§ **Given task**
Report each line of the data that has "parties" somewhere in it.

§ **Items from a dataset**
○ ○ ○ ○

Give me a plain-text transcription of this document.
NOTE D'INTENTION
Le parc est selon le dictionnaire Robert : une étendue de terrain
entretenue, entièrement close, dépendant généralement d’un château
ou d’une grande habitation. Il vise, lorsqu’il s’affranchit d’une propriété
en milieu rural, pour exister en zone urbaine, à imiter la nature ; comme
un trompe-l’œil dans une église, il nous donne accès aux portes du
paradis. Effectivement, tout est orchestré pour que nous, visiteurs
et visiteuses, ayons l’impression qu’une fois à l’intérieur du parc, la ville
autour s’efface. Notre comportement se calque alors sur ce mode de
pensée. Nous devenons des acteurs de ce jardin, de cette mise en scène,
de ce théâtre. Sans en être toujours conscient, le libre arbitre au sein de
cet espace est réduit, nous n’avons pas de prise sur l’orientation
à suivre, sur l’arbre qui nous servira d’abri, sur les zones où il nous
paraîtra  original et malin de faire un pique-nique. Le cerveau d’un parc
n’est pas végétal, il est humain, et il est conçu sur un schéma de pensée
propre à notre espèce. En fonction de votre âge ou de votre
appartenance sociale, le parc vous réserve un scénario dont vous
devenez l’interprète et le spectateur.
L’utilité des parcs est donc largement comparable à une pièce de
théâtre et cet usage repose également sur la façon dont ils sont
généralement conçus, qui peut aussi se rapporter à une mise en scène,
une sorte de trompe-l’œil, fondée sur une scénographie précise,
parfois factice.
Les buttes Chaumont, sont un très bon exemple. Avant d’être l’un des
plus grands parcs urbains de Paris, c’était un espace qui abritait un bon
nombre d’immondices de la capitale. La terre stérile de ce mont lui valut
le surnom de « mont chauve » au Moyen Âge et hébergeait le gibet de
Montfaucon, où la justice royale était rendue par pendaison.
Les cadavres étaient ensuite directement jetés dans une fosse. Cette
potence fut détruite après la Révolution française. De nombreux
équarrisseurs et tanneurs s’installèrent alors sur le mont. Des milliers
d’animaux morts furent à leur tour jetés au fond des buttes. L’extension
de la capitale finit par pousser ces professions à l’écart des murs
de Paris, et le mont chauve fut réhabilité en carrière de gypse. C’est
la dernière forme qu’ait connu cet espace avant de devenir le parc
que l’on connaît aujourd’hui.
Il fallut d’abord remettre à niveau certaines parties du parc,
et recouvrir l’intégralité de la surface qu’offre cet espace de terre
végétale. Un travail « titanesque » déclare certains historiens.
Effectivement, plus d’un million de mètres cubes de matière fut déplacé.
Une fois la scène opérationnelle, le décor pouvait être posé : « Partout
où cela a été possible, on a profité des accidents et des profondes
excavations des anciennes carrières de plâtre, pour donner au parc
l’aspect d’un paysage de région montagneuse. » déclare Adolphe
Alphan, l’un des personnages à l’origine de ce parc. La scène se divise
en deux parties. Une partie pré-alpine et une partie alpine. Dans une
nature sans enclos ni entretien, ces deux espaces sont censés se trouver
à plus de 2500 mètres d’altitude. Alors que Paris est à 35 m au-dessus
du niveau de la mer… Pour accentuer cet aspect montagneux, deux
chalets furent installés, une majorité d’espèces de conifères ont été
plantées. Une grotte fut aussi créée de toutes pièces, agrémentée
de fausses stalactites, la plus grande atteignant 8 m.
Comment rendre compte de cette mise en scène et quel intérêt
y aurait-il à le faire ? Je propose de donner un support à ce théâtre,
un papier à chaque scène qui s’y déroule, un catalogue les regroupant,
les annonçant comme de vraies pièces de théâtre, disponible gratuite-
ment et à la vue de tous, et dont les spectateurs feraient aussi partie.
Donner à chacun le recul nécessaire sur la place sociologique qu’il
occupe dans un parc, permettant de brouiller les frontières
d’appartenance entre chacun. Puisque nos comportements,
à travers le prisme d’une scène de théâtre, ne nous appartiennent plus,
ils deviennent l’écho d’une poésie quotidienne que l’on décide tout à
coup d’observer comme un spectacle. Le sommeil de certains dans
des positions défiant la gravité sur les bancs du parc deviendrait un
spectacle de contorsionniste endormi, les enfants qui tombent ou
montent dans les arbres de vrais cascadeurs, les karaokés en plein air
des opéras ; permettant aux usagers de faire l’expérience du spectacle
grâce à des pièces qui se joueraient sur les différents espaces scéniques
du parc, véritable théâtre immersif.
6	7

○ ○ ○ ○

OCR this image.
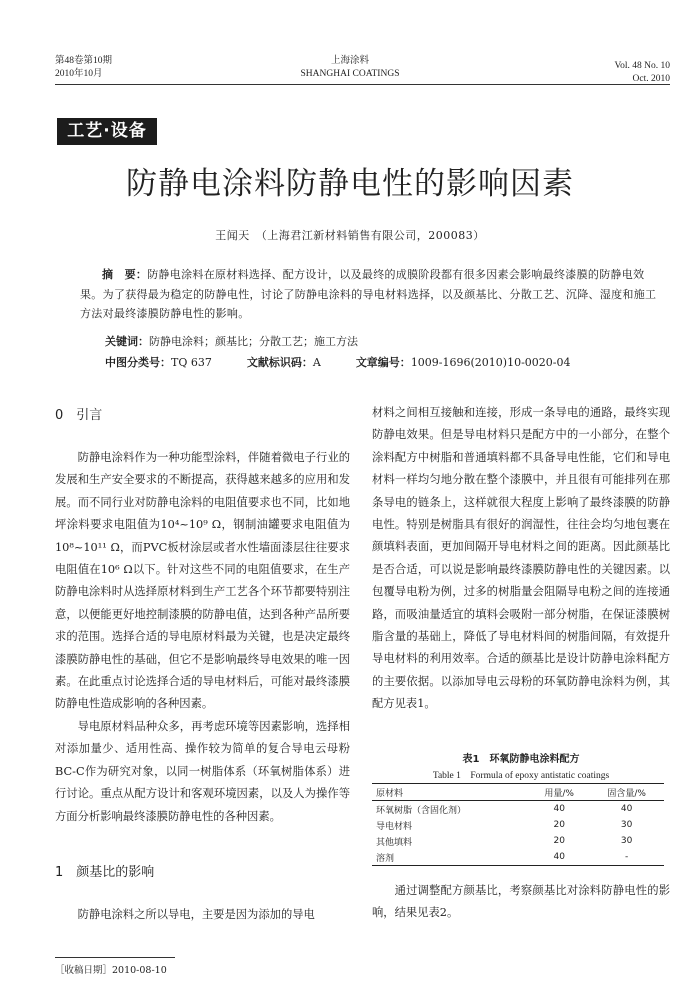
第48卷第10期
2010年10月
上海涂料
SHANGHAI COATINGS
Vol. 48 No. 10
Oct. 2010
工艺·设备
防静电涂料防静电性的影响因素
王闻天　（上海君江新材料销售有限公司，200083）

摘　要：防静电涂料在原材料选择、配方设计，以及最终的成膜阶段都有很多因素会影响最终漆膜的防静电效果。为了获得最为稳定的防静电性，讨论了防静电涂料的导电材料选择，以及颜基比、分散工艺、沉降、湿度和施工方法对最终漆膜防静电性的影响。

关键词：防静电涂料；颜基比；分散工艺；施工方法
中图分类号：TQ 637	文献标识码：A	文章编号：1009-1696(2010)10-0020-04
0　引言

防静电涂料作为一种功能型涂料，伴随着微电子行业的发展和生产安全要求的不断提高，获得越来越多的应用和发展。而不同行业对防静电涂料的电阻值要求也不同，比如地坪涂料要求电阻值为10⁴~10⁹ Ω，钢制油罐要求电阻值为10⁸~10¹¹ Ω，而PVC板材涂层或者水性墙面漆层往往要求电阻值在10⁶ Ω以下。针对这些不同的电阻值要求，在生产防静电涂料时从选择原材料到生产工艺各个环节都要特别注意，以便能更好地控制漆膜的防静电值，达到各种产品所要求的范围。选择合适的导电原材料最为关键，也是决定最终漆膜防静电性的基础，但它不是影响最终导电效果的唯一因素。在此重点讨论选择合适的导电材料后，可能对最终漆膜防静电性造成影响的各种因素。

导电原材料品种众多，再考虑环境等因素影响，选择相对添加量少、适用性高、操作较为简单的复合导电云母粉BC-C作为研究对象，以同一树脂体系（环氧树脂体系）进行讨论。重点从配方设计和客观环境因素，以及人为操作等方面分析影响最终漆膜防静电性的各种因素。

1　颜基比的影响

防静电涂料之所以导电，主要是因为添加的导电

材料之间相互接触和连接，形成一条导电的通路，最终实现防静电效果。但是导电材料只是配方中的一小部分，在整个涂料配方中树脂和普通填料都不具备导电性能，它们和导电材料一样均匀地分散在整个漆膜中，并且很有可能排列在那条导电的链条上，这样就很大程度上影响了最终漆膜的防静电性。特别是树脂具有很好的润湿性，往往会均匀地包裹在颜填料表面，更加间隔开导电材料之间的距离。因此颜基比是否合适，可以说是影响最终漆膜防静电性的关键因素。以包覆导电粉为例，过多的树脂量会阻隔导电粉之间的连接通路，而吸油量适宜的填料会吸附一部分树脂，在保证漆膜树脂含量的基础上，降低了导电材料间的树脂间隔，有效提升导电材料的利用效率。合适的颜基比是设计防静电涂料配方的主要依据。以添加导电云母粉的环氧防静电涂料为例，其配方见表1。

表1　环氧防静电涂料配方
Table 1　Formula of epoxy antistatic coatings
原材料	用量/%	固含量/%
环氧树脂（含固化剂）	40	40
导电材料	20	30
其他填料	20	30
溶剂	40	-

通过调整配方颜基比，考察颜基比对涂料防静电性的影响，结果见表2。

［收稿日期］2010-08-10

○ ○ ○ ○

§ **Correct output**
Il fallut d’abord remettre à niveau certaines parties du parc,
en deux parties. Une partie pré-alpine et une partie alpine. Dans une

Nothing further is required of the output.